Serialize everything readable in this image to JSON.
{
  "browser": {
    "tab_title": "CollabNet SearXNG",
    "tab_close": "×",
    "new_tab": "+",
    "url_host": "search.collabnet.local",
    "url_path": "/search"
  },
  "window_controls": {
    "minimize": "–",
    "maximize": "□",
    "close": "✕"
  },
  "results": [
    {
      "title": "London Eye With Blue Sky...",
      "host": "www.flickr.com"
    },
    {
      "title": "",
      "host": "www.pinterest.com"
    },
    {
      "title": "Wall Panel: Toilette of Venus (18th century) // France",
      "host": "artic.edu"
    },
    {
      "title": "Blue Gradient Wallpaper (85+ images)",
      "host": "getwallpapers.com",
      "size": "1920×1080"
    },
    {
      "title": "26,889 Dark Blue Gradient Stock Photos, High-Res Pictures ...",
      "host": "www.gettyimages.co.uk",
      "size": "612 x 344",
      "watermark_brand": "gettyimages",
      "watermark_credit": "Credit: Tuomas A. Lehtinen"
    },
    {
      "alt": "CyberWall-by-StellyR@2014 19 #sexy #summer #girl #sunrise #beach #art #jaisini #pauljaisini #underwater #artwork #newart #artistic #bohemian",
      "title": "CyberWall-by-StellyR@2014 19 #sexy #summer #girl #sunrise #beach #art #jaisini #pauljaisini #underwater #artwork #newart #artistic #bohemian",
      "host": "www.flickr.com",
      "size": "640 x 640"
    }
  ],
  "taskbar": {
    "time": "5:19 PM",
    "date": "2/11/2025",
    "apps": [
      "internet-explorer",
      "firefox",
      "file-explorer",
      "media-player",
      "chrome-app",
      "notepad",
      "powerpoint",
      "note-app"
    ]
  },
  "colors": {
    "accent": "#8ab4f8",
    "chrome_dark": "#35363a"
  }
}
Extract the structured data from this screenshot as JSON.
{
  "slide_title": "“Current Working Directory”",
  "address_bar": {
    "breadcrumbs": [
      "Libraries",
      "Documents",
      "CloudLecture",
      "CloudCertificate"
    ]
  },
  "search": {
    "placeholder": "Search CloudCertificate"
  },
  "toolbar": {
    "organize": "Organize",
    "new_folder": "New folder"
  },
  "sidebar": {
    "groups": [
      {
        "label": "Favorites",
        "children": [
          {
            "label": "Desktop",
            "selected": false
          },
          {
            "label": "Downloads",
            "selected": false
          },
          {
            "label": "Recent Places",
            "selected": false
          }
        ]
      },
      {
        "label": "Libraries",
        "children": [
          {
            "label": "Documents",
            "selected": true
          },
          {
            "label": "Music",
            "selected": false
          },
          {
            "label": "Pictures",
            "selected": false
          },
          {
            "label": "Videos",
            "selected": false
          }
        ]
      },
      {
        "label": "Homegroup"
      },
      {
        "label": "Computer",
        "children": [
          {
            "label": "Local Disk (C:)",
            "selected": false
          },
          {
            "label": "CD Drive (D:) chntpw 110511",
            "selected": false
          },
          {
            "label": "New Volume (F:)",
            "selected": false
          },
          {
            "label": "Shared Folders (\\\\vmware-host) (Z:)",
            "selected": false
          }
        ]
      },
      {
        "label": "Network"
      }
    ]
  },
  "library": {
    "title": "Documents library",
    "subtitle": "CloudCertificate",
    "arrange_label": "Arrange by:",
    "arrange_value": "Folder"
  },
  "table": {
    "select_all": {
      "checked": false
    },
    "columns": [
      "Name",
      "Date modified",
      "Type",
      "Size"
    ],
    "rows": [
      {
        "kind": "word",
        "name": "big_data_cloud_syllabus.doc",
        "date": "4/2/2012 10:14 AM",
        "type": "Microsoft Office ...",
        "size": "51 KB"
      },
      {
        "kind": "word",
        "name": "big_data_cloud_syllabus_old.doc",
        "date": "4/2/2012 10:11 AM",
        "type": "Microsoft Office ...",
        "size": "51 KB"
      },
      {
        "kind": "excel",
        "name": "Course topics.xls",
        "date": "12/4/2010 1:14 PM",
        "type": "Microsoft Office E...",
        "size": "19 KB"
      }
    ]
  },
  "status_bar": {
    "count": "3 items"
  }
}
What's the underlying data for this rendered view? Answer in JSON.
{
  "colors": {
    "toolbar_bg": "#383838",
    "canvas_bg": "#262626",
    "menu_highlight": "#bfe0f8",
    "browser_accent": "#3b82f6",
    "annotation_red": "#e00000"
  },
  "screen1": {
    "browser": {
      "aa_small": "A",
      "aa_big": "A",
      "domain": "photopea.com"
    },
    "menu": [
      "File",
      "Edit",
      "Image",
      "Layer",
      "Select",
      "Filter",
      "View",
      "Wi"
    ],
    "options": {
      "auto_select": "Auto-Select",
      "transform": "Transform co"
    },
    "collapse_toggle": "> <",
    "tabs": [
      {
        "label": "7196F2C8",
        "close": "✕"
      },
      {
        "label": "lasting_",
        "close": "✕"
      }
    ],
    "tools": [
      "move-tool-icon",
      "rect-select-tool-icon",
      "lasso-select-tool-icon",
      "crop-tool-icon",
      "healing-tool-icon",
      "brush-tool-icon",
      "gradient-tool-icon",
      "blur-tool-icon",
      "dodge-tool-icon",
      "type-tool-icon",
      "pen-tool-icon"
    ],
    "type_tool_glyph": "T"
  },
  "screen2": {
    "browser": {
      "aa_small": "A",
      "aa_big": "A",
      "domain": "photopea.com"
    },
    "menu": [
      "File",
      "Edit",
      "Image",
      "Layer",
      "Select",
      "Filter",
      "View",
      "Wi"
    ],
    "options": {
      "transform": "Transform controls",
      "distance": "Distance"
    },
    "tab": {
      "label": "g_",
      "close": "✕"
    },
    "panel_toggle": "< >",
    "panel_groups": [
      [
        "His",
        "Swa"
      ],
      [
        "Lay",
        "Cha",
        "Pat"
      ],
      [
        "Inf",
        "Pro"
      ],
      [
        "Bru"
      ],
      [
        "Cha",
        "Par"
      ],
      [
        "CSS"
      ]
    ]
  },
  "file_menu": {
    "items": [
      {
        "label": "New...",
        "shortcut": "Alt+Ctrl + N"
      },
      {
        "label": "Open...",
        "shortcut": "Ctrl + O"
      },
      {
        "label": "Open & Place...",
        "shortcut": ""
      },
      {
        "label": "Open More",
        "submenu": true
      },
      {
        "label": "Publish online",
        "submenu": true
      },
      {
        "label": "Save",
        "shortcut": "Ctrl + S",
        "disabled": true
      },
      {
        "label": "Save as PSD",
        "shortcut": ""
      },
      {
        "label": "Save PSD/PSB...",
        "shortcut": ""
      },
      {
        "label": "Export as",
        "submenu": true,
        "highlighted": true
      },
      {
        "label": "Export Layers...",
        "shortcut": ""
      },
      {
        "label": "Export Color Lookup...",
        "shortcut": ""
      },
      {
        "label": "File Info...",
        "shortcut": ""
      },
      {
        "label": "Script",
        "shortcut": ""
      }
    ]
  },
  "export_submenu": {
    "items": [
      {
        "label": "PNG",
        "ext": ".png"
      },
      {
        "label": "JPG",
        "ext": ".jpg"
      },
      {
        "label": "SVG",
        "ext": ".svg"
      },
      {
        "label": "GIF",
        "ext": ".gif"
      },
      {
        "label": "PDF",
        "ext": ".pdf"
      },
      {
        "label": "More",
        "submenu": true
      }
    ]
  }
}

REQUEST — Take each line of the material that contains the word "transform" and list it.

COMPLETE OUTPUT —
      "transform": "Transform co"
      "transform": "Transform controls",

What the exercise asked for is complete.